### Given request
Pick out each line in these entries that contains the string "Giao".

Items from a dataset:

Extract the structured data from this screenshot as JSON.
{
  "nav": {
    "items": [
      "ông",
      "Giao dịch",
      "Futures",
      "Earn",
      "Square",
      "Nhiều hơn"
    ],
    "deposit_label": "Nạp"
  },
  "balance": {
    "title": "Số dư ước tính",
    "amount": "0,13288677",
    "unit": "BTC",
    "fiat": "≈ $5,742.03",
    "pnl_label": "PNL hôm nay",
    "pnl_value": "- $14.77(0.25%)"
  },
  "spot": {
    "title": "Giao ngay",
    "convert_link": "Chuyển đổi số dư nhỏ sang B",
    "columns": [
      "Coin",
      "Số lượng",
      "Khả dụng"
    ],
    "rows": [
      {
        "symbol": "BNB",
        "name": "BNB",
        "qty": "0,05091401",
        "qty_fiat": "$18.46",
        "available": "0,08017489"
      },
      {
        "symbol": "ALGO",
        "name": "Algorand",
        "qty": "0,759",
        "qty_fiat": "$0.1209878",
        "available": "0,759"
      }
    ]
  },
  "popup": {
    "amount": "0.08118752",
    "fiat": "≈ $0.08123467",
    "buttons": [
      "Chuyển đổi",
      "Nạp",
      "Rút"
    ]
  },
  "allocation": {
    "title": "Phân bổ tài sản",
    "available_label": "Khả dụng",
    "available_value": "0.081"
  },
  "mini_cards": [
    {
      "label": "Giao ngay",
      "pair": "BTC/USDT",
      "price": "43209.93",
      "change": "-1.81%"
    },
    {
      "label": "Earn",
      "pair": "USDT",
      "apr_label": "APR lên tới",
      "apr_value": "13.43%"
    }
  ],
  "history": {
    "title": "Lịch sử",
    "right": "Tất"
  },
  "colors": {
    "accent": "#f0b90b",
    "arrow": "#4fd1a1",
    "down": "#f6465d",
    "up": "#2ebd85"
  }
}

### The solution
      "Giao dịch",
    "title": "Giao ngay",
      "label": "Giao ngay",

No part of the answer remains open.